▶ DATA SUPPLIED:
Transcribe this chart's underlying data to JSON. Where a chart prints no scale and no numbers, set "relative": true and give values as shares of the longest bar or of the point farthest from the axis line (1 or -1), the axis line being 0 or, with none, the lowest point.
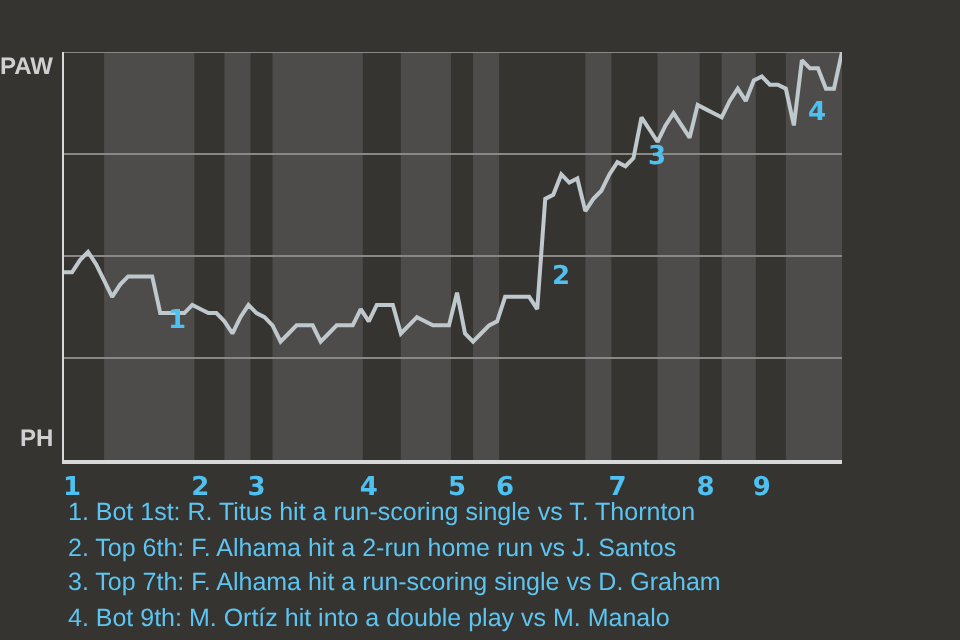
{
  "chart_data": {
    "type": "line",
    "relative": true,
    "categories": [
      null,
      "1",
      null,
      null,
      null,
      null,
      null,
      null,
      null,
      null,
      null,
      null,
      null,
      null,
      null,
      null,
      null,
      "2",
      null,
      null,
      null,
      null,
      null,
      null,
      "3",
      null,
      null,
      null,
      null,
      null,
      null,
      null,
      null,
      null,
      null,
      null,
      null,
      null,
      "4",
      null,
      null,
      null,
      null,
      null,
      null,
      null,
      null,
      null,
      null,
      "5",
      null,
      null,
      null,
      null,
      null,
      "6",
      null,
      null,
      null,
      null,
      null,
      null,
      null,
      null,
      null,
      null,
      null,
      null,
      null,
      "7",
      null,
      null,
      null,
      null,
      null,
      null,
      null,
      null,
      null,
      null,
      "8",
      null,
      null,
      null,
      null,
      null,
      null,
      "9",
      null,
      null,
      null,
      null,
      null,
      null,
      null,
      null,
      null,
      null
    ],
    "series": [
      {
        "color": "#bfc8cc",
        "values": [
          0.46,
          0.46,
          0.49,
          0.51,
          0.48,
          0.44,
          0.4,
          0.43,
          0.45,
          0.45,
          0.45,
          0.45,
          0.36,
          0.36,
          0.36,
          0.36,
          0.38,
          0.37,
          0.36,
          0.36,
          0.34,
          0.31,
          0.35,
          0.38,
          0.36,
          0.35,
          0.33,
          0.29,
          0.31,
          0.33,
          0.33,
          0.33,
          0.29,
          0.31,
          0.33,
          0.33,
          0.33,
          0.37,
          0.34,
          0.38,
          0.38,
          0.38,
          0.31,
          0.33,
          0.35,
          0.34,
          0.33,
          0.33,
          0.33,
          0.41,
          0.31,
          0.29,
          0.31,
          0.33,
          0.34,
          0.4,
          0.4,
          0.4,
          0.4,
          0.37,
          0.64,
          0.65,
          0.7,
          0.68,
          0.69,
          0.61,
          0.64,
          0.66,
          0.7,
          0.73,
          0.72,
          0.74,
          0.84,
          0.81,
          0.78,
          0.82,
          0.85,
          0.82,
          0.79,
          0.87,
          0.86,
          0.85,
          0.84,
          0.88,
          0.91,
          0.88,
          0.93,
          0.94,
          0.92,
          0.92,
          0.91,
          0.82,
          0.98,
          0.96,
          0.96,
          0.91,
          0.91,
          1.0
        ]
      }
    ],
    "marker": "none",
    "line_style": "solid",
    "ref_lines": [
      {
        "axis": "y",
        "value": 0.25,
        "color": "#8a8886"
      },
      {
        "axis": "y",
        "value": 0.5,
        "color": "#8a8886"
      },
      {
        "axis": "y",
        "value": 0.75,
        "color": "#8a8886"
      },
      {
        "axis": "y",
        "value": 1,
        "color": "#8a8886"
      }
    ],
    "annotations": [
      "PAW",
      "PH",
      "1",
      "2",
      "3",
      "4",
      "1. Bot 1st: R. Titus hit a run-scoring single vs T. Thornton",
      "2. Top 6th: F. Alhama hit a 2-run home run vs J. Santos",
      "3. Top 7th: F. Alhama hit a run-scoring single vs D. Graham",
      "4. Bot 9th: M. Ortíz hit into a double play vs M. Manalo"
    ]
  }
}
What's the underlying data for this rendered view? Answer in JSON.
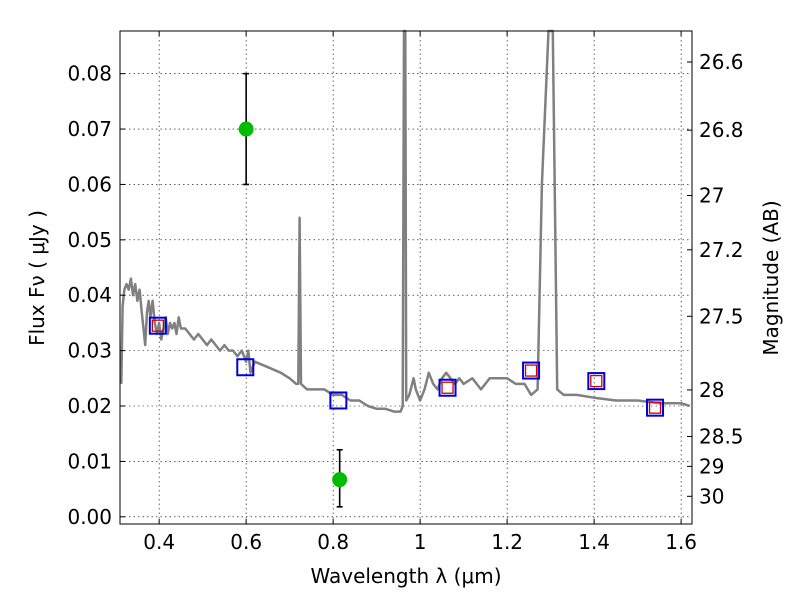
{
  "chart_data": {
    "type": "scatter",
    "title": "",
    "xlabel": "Wavelength  λ (μm)",
    "ylabel": "Flux  Fν  ( μJy )",
    "y2label": "Magnitude (AB)",
    "xlim": [
      0.31,
      1.625
    ],
    "ylim": [
      -0.0013,
      0.0877
    ],
    "grid": true,
    "x_ticks": [
      0.4,
      0.6,
      0.8,
      1.0,
      1.2,
      1.4,
      1.6
    ],
    "x_tick_labels": [
      "0.4",
      "0.6",
      "0.8",
      "1",
      "1.2",
      "1.4",
      "1.6"
    ],
    "y_ticks": [
      0.0,
      0.01,
      0.02,
      0.03,
      0.04,
      0.05,
      0.06,
      0.07,
      0.08
    ],
    "y_tick_labels": [
      "0.00",
      "0.01",
      "0.02",
      "0.03",
      "0.04",
      "0.05",
      "0.06",
      "0.07",
      "0.08"
    ],
    "y2_ticks": [
      {
        "label": "26.6",
        "flux": 0.0821
      },
      {
        "label": "26.8",
        "flux": 0.0698
      },
      {
        "label": "27",
        "flux": 0.058
      },
      {
        "label": "27.2",
        "flux": 0.0482
      },
      {
        "label": "27.5",
        "flux": 0.0362
      },
      {
        "label": "28",
        "flux": 0.0229
      },
      {
        "label": "28.5",
        "flux": 0.0145
      },
      {
        "label": "29",
        "flux": 0.0091
      },
      {
        "label": "30",
        "flux": 0.0037
      }
    ],
    "series": [
      {
        "kind": "line",
        "color": "#808080",
        "points": [
          [
            0.313,
            0.024
          ],
          [
            0.316,
            0.038
          ],
          [
            0.32,
            0.041
          ],
          [
            0.325,
            0.042
          ],
          [
            0.33,
            0.041
          ],
          [
            0.335,
            0.043
          ],
          [
            0.34,
            0.04
          ],
          [
            0.345,
            0.042
          ],
          [
            0.35,
            0.039
          ],
          [
            0.355,
            0.041
          ],
          [
            0.36,
            0.037
          ],
          [
            0.364,
            0.034
          ],
          [
            0.368,
            0.031
          ],
          [
            0.372,
            0.037
          ],
          [
            0.376,
            0.039
          ],
          [
            0.38,
            0.036
          ],
          [
            0.385,
            0.039
          ],
          [
            0.39,
            0.035
          ],
          [
            0.395,
            0.033
          ],
          [
            0.4,
            0.035
          ],
          [
            0.405,
            0.032
          ],
          [
            0.41,
            0.034
          ],
          [
            0.415,
            0.036
          ],
          [
            0.42,
            0.033
          ],
          [
            0.425,
            0.035
          ],
          [
            0.43,
            0.034
          ],
          [
            0.435,
            0.035
          ],
          [
            0.44,
            0.033
          ],
          [
            0.445,
            0.036
          ],
          [
            0.45,
            0.034
          ],
          [
            0.46,
            0.034
          ],
          [
            0.47,
            0.033
          ],
          [
            0.48,
            0.032
          ],
          [
            0.49,
            0.033
          ],
          [
            0.5,
            0.032
          ],
          [
            0.51,
            0.031
          ],
          [
            0.52,
            0.032
          ],
          [
            0.53,
            0.031
          ],
          [
            0.54,
            0.03
          ],
          [
            0.55,
            0.031
          ],
          [
            0.56,
            0.03
          ],
          [
            0.57,
            0.03
          ],
          [
            0.58,
            0.029
          ],
          [
            0.59,
            0.03
          ],
          [
            0.6,
            0.028
          ],
          [
            0.605,
            0.03
          ],
          [
            0.61,
            0.026
          ],
          [
            0.62,
            0.028
          ],
          [
            0.65,
            0.027
          ],
          [
            0.68,
            0.026
          ],
          [
            0.7,
            0.025
          ],
          [
            0.715,
            0.024
          ],
          [
            0.72,
            0.024
          ],
          [
            0.723,
            0.054
          ],
          [
            0.726,
            0.024
          ],
          [
            0.74,
            0.023
          ],
          [
            0.76,
            0.023
          ],
          [
            0.78,
            0.023
          ],
          [
            0.8,
            0.022
          ],
          [
            0.82,
            0.022
          ],
          [
            0.84,
            0.021
          ],
          [
            0.86,
            0.021
          ],
          [
            0.88,
            0.02
          ],
          [
            0.9,
            0.0195
          ],
          [
            0.92,
            0.0195
          ],
          [
            0.94,
            0.019
          ],
          [
            0.955,
            0.019
          ],
          [
            0.96,
            0.02
          ],
          [
            0.963,
            0.092
          ],
          [
            0.966,
            0.092
          ],
          [
            0.968,
            0.021
          ],
          [
            0.975,
            0.022
          ],
          [
            0.985,
            0.025
          ],
          [
            0.99,
            0.023
          ],
          [
            1.0,
            0.021
          ],
          [
            1.01,
            0.023
          ],
          [
            1.02,
            0.026
          ],
          [
            1.03,
            0.024
          ],
          [
            1.04,
            0.023
          ],
          [
            1.05,
            0.025
          ],
          [
            1.06,
            0.026
          ],
          [
            1.07,
            0.025
          ],
          [
            1.08,
            0.024
          ],
          [
            1.09,
            0.025
          ],
          [
            1.1,
            0.024
          ],
          [
            1.12,
            0.025
          ],
          [
            1.14,
            0.023
          ],
          [
            1.16,
            0.025
          ],
          [
            1.18,
            0.025
          ],
          [
            1.2,
            0.025
          ],
          [
            1.22,
            0.024
          ],
          [
            1.24,
            0.024
          ],
          [
            1.255,
            0.022
          ],
          [
            1.27,
            0.023
          ],
          [
            1.28,
            0.06
          ],
          [
            1.295,
            0.092
          ],
          [
            1.305,
            0.092
          ],
          [
            1.315,
            0.023
          ],
          [
            1.33,
            0.022
          ],
          [
            1.36,
            0.022
          ],
          [
            1.4,
            0.0215
          ],
          [
            1.45,
            0.021
          ],
          [
            1.5,
            0.021
          ],
          [
            1.55,
            0.0205
          ],
          [
            1.6,
            0.0205
          ],
          [
            1.62,
            0.02
          ]
        ]
      },
      {
        "kind": "markers",
        "marker": "square",
        "color": "#0000dd",
        "points": [
          [
            0.397,
            0.0345
          ],
          [
            0.598,
            0.027
          ],
          [
            0.812,
            0.021
          ],
          [
            1.063,
            0.0233
          ],
          [
            1.255,
            0.0264
          ],
          [
            1.405,
            0.0245
          ],
          [
            1.54,
            0.0197
          ]
        ]
      },
      {
        "kind": "markers",
        "marker": "square",
        "color": "#cc0000",
        "points": [
          [
            0.397,
            0.0345
          ],
          [
            1.063,
            0.0233
          ],
          [
            1.255,
            0.0264
          ],
          [
            1.405,
            0.0245
          ],
          [
            1.54,
            0.0197
          ]
        ]
      },
      {
        "kind": "errorbar",
        "marker": "circle",
        "color": "#00bb00",
        "points": [
          {
            "x": 0.6,
            "y": 0.07,
            "ylo": 0.06,
            "yhi": 0.08
          },
          {
            "x": 0.815,
            "y": 0.0067,
            "ylo": 0.0018,
            "yhi": 0.0121
          }
        ]
      }
    ]
  }
}
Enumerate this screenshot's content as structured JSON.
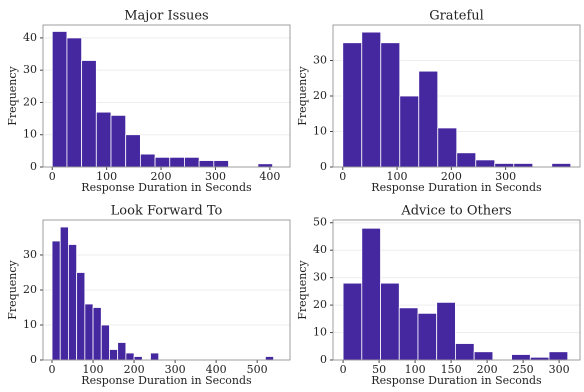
{
  "chart_data": [
    {
      "type": "histogram",
      "title": "Major Issues",
      "x_label": "Response Duration in Seconds",
      "y_label": "Frequency",
      "color": "#4527a0",
      "bins": [
        0,
        27,
        54,
        81,
        108,
        135,
        162,
        189,
        216,
        243,
        270,
        297,
        324,
        351,
        378,
        405
      ],
      "values": [
        42,
        40,
        33,
        17,
        16,
        10,
        4,
        3,
        3,
        3,
        2,
        2,
        0,
        0,
        1
      ],
      "xlim": [
        -17,
        437
      ],
      "xticks": [
        0,
        100,
        200,
        300,
        400
      ],
      "ylim": [
        0,
        44
      ],
      "yticks": [
        0,
        10,
        20,
        30,
        40
      ],
      "grid": true
    },
    {
      "type": "histogram",
      "title": "Grateful",
      "x_label": "Response Duration in Seconds",
      "y_label": "Frequency",
      "color": "#4527a0",
      "bins": [
        0,
        35,
        70,
        105,
        140,
        175,
        210,
        245,
        280,
        315,
        350,
        385,
        420
      ],
      "values": [
        35,
        38,
        35,
        20,
        27,
        11,
        4,
        2,
        1,
        1,
        0,
        1
      ],
      "xlim": [
        -18,
        437
      ],
      "xticks": [
        0,
        100,
        200,
        300
      ],
      "ylim": [
        0,
        40
      ],
      "yticks": [
        0,
        10,
        20,
        30
      ],
      "grid": true
    },
    {
      "type": "histogram",
      "title": "Look Forward To",
      "x_label": "Response Duration in Seconds",
      "y_label": "Frequency",
      "color": "#4527a0",
      "bins": [
        0,
        20,
        40,
        60,
        80,
        100,
        120,
        140,
        160,
        180,
        200,
        220,
        240,
        260,
        280,
        300,
        320,
        340,
        360,
        380,
        400,
        420,
        440,
        460,
        480,
        500,
        520,
        540
      ],
      "values": [
        34,
        38,
        33,
        25,
        16,
        15,
        10,
        3,
        5,
        2,
        1,
        0,
        2,
        0,
        0,
        0,
        0,
        0,
        0,
        0,
        0,
        0,
        0,
        0,
        0,
        0,
        1
      ],
      "xlim": [
        -22,
        580
      ],
      "xticks": [
        0,
        100,
        200,
        300,
        400,
        500
      ],
      "ylim": [
        0,
        40
      ],
      "yticks": [
        0,
        10,
        20,
        30
      ],
      "grid": true
    },
    {
      "type": "histogram",
      "title": "Advice to Others",
      "x_label": "Response Duration in Seconds",
      "y_label": "Frequency",
      "color": "#4527a0",
      "bins": [
        0,
        26,
        52,
        78,
        104,
        130,
        156,
        182,
        208,
        234,
        260,
        286,
        312
      ],
      "values": [
        28,
        48,
        28,
        19,
        17,
        21,
        6,
        3,
        0,
        2,
        1,
        3
      ],
      "xlim": [
        -14,
        329
      ],
      "xticks": [
        0,
        50,
        100,
        150,
        200,
        250,
        300
      ],
      "ylim": [
        0,
        51
      ],
      "yticks": [
        0,
        10,
        20,
        30,
        40,
        50
      ],
      "grid": true
    }
  ]
}
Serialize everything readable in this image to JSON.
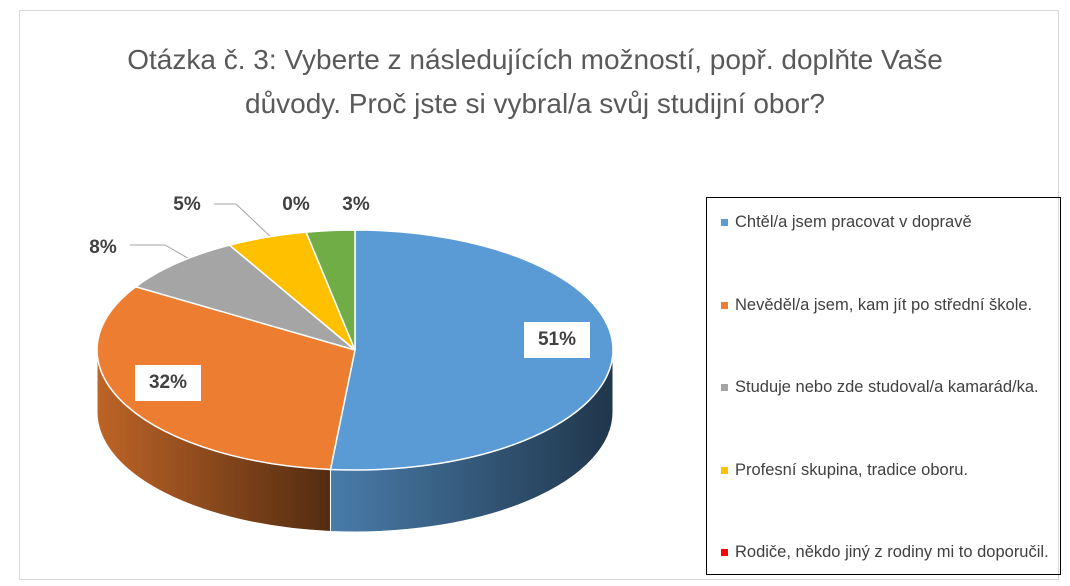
{
  "chart_data": {
    "type": "pie",
    "title": "Otázka č. 3: Vyberte z následujících možností, popř. doplňte Vaše důvody. Proč jste si vybral/a svůj studijní obor?",
    "categories": [
      "Chtěl/a jsem pracovat v dopravě",
      "Nevěděl/a jsem, kam jít po střední škole.",
      "Studuje nebo zde studoval/a kamarád/ka.",
      "Profesní skupina, tradice oboru.",
      "Rodiče, někdo jiný z rodiny mi to doporučil.",
      null
    ],
    "values": [
      51,
      32,
      8,
      5,
      0,
      3
    ],
    "value_labels": [
      "51%",
      "32%",
      "8%",
      "5%",
      "0%",
      "3%"
    ],
    "colors": [
      "#5b9bd5",
      "#ed7d31",
      "#a5a5a5",
      "#ffc000",
      "#ff0000",
      "#70ad47"
    ],
    "legend": "right"
  }
}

▶ WHAT TO DO:
Which lines contain "none"? Copy each of them out.

▶ EXPECTED ANSWER:
Transcribe this chart's underlying data to JSON. Where a chart prints no scale and no numbers, set "relative": true and give values as shares of the longest bar or of the point farthest from the axis line (1 or -1), the axis line being 0 or, with none, the lowest point.
    "marker": "none",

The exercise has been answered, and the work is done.